EXERCISE OBJECTIVE: Copy out every line from the start down to and including the one containing "emission-line-label: Hδ — [180, 66, 194, 80]", and nothing past it.

DATA EXCERPTS:
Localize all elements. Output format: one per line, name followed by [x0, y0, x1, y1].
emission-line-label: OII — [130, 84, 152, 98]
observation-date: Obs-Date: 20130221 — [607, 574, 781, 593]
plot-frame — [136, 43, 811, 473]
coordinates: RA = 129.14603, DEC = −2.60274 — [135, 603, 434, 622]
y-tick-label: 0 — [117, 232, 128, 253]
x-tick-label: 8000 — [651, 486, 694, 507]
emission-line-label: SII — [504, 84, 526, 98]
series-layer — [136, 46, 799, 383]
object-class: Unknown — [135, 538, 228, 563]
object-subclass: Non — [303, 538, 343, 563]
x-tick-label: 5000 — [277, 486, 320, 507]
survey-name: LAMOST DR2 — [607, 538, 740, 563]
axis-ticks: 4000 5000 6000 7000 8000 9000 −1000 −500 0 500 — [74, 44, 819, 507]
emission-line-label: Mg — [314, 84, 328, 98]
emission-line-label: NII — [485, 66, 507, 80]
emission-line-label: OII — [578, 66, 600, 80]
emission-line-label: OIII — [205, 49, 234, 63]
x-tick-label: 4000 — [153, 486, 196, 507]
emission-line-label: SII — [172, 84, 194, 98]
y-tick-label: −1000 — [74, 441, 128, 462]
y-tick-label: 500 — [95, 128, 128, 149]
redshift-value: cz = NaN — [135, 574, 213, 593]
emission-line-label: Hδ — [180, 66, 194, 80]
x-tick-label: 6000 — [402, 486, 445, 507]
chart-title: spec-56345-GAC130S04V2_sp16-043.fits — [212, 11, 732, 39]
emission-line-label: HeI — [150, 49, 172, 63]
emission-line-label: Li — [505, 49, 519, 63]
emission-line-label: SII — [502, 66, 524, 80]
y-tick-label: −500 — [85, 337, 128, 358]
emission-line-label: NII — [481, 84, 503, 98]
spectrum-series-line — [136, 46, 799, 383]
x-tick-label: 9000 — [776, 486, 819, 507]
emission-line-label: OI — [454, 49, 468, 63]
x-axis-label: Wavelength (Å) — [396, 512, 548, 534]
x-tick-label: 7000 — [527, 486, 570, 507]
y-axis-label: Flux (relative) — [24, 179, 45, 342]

ANSWER BELOW:
Localize all elements. Output format: one per line, name followed by [x0, y0, x1, y1].
emission-line-label: OII — [130, 84, 152, 98]
observation-date: Obs-Date: 20130221 — [607, 574, 781, 593]
plot-frame — [136, 43, 811, 473]
coordinates: RA = 129.14603, DEC = −2.60274 — [135, 603, 434, 622]
y-tick-label: 0 — [117, 232, 128, 253]
x-tick-label: 8000 — [651, 486, 694, 507]
emission-line-label: SII — [504, 84, 526, 98]
series-layer — [136, 46, 799, 383]
object-class: Unknown — [135, 538, 228, 563]
object-subclass: Non — [303, 538, 343, 563]
x-tick-label: 5000 — [277, 486, 320, 507]
survey-name: LAMOST DR2 — [607, 538, 740, 563]
axis-ticks: 4000 5000 6000 7000 8000 9000 −1000 −500 0 500 — [74, 44, 819, 507]
emission-line-label: Mg — [314, 84, 328, 98]
emission-line-label: NII — [485, 66, 507, 80]
emission-line-label: OII — [578, 66, 600, 80]
emission-line-label: OIII — [205, 49, 234, 63]
x-tick-label: 4000 — [153, 486, 196, 507]
emission-line-label: SII — [172, 84, 194, 98]
y-tick-label: −1000 — [74, 441, 128, 462]
y-tick-label: 500 — [95, 128, 128, 149]
redshift-value: cz = NaN — [135, 574, 213, 593]
emission-line-label: Hδ — [180, 66, 194, 80]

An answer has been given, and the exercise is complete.